## Exercise data
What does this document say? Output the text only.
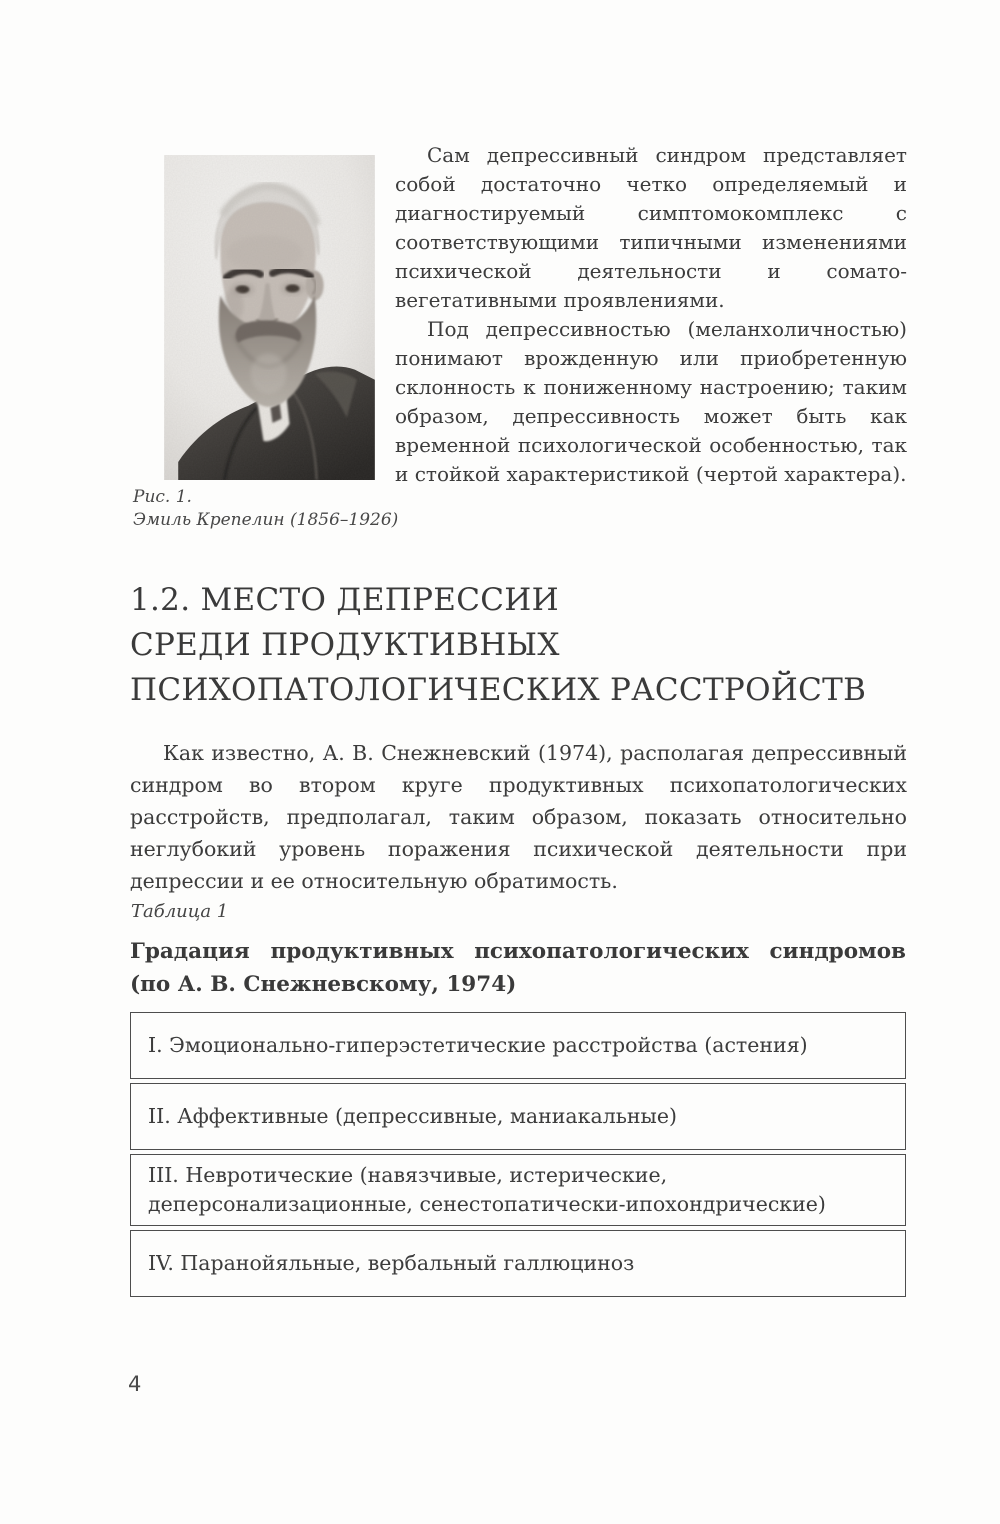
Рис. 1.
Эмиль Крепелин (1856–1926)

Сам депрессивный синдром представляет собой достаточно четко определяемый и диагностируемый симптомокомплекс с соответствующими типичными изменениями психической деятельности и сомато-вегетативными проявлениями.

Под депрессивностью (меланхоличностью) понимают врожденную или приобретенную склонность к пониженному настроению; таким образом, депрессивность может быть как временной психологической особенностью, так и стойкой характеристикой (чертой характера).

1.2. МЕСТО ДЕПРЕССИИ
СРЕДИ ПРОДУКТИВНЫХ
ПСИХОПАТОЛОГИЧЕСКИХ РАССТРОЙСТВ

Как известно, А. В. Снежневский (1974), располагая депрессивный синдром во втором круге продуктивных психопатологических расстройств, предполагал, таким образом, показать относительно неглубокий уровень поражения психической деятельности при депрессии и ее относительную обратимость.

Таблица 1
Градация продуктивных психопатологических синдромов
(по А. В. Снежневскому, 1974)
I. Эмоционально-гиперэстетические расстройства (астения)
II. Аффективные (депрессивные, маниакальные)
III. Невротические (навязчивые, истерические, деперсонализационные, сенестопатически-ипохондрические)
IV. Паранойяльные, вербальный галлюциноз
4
---
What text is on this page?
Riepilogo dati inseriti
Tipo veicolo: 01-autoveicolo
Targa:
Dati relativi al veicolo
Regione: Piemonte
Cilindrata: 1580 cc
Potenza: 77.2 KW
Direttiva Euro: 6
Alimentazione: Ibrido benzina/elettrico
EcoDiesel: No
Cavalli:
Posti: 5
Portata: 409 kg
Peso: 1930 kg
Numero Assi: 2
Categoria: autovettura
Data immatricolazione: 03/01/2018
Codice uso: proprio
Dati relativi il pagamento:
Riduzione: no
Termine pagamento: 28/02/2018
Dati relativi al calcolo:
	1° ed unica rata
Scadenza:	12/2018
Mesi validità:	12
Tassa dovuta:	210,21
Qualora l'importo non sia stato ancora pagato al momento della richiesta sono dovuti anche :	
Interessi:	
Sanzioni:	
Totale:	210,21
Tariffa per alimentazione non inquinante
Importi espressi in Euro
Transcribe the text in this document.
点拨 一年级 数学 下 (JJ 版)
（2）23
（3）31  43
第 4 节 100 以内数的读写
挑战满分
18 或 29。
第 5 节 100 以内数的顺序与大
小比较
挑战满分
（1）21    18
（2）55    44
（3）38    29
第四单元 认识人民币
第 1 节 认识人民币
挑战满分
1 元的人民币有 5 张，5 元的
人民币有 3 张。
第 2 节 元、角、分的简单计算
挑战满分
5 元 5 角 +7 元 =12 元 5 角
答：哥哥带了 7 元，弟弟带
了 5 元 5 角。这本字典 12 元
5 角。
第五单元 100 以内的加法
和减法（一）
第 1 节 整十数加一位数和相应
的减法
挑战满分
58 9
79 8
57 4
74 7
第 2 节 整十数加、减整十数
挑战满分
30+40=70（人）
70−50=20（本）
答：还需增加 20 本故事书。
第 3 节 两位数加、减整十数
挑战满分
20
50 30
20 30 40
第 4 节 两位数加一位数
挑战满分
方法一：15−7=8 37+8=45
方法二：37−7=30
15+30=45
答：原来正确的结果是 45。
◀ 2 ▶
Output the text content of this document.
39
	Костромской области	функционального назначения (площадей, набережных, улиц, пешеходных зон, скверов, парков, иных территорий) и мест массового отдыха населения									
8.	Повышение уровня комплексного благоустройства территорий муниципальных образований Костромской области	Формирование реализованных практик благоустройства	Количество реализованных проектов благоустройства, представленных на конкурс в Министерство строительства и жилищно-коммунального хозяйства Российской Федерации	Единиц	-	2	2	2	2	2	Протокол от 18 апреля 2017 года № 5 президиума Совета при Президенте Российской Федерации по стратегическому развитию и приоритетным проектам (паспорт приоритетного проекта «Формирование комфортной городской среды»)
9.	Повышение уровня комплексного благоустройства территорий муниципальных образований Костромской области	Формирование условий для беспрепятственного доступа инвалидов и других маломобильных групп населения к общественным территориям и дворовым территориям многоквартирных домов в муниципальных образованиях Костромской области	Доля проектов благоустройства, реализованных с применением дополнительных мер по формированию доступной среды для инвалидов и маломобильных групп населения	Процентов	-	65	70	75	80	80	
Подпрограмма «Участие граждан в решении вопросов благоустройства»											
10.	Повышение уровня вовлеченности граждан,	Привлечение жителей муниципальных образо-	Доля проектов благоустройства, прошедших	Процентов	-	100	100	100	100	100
...
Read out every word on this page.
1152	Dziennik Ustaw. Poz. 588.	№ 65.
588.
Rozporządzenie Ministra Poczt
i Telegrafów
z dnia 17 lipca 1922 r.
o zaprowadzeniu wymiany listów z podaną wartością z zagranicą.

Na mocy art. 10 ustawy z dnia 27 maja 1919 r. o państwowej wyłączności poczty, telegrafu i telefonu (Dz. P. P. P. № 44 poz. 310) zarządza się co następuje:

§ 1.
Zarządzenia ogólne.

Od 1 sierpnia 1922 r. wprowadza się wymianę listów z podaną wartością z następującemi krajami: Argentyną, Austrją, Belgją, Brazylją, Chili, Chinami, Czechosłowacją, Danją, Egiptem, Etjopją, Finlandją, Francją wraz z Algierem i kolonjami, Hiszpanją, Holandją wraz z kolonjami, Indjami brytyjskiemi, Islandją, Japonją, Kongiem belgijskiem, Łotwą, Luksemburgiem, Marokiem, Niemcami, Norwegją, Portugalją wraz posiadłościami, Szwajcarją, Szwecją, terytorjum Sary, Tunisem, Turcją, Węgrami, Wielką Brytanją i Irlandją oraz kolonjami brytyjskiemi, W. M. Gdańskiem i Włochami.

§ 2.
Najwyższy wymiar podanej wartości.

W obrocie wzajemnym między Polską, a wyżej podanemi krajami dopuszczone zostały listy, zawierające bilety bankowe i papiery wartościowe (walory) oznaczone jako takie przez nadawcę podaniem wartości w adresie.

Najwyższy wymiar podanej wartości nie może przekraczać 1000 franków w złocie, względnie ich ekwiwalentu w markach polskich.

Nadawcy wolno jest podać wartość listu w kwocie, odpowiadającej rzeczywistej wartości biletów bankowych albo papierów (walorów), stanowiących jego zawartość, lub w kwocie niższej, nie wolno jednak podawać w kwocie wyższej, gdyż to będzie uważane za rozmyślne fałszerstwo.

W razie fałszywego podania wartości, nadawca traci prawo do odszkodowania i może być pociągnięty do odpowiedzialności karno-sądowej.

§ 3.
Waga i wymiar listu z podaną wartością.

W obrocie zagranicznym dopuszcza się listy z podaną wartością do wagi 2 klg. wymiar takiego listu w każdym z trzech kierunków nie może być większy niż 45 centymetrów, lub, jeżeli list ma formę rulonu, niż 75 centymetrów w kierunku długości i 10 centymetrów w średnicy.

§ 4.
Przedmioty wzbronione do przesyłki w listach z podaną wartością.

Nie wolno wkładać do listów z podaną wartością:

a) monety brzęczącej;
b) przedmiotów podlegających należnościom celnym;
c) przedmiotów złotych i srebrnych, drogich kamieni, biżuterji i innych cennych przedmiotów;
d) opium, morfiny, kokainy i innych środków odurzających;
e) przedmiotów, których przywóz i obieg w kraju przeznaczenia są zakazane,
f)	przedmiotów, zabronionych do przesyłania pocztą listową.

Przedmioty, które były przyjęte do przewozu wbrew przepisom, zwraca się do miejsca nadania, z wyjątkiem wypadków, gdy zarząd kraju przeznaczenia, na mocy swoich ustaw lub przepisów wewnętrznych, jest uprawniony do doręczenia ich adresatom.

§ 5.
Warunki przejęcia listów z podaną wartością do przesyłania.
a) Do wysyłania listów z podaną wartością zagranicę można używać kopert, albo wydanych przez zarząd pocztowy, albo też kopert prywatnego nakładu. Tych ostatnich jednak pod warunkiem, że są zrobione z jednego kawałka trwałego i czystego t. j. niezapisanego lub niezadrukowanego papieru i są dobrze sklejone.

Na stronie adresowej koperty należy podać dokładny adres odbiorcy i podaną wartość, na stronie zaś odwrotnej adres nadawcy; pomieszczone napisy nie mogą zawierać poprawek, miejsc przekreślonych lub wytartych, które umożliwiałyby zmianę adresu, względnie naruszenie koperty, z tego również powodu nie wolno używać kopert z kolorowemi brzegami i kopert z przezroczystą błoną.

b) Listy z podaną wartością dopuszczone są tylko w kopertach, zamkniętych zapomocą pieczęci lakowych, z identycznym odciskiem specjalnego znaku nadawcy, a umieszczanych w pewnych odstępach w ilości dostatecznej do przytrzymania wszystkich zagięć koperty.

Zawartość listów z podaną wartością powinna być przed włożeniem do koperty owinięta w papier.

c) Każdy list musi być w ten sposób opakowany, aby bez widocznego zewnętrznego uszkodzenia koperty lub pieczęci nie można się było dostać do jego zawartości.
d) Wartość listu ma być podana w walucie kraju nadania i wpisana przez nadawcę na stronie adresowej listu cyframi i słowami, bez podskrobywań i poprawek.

## Written exercise
Return each line where "wymiar" shows up.

## Reply to the task
Najwyższy wymiar podanej wartości.
Najwyższy wymiar podanej wartości nie może przekraczać 1000 franków w złocie, względnie ich ekwiwalentu w markach polskich.
Waga i wymiar listu z podaną wartością.
W obrocie zagranicznym dopuszcza się listy z podaną wartością do wagi 2 klg. wymiar takiego listu w każdym z trzech kierunków nie może być większy niż 45 centymetrów, lub, jeżeli list ma formę rulonu, niż 75 centymetrów w kierunku długości i 10 centymetrów w średnicy.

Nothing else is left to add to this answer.